Task prompt:
Filter this material down to the lines that hold "obţine", copying each one.

Entries taken from a collection

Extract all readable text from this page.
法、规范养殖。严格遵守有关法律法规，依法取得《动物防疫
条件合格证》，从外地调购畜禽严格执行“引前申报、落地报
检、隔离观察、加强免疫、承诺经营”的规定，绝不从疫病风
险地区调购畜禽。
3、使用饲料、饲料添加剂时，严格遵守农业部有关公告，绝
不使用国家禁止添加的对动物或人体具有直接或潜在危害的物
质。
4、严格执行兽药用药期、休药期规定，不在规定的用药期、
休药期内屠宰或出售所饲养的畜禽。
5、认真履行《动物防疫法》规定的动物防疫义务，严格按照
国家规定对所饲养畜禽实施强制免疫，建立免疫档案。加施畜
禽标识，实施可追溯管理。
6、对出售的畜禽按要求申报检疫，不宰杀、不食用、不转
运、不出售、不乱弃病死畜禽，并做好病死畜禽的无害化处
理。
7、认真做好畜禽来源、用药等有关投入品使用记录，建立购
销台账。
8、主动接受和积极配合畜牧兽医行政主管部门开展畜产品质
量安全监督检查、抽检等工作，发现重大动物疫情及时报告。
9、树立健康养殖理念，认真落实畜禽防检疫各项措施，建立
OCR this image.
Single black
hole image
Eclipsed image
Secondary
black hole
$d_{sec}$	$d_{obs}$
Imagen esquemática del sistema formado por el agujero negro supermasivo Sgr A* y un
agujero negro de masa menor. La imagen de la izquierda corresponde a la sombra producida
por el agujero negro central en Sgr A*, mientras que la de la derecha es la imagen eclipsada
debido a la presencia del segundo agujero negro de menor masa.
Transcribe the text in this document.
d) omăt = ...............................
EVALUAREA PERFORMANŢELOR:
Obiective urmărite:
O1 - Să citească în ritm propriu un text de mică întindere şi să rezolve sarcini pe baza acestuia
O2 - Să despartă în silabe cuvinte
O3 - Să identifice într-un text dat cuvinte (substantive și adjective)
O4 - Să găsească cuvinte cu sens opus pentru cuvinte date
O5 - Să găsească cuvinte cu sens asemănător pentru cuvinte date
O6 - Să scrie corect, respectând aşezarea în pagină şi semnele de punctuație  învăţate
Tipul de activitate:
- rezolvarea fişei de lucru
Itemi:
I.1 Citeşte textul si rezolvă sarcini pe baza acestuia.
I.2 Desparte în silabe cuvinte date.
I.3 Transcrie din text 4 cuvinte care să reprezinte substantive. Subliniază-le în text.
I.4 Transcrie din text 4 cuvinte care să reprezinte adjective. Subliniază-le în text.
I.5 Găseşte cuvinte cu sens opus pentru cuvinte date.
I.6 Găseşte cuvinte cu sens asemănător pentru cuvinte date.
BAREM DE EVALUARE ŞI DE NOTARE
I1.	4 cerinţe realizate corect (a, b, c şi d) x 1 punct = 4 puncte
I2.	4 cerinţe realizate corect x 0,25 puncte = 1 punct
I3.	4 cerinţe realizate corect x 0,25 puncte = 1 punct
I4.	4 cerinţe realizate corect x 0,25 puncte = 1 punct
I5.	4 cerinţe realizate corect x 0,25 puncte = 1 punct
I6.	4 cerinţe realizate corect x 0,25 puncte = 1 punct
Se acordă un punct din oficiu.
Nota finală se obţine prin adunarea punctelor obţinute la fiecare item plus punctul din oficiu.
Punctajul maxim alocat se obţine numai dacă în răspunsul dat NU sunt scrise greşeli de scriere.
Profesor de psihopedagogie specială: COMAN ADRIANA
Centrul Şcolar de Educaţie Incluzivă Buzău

Answer to this exercise:
Nota finală se obţine prin adunarea punctelor obţinute la fiecare item plus punctul din oficiu.
Punctajul maxim alocat se obţine numai dacă în răspunsul dat NU sunt scrise greşeli de scriere.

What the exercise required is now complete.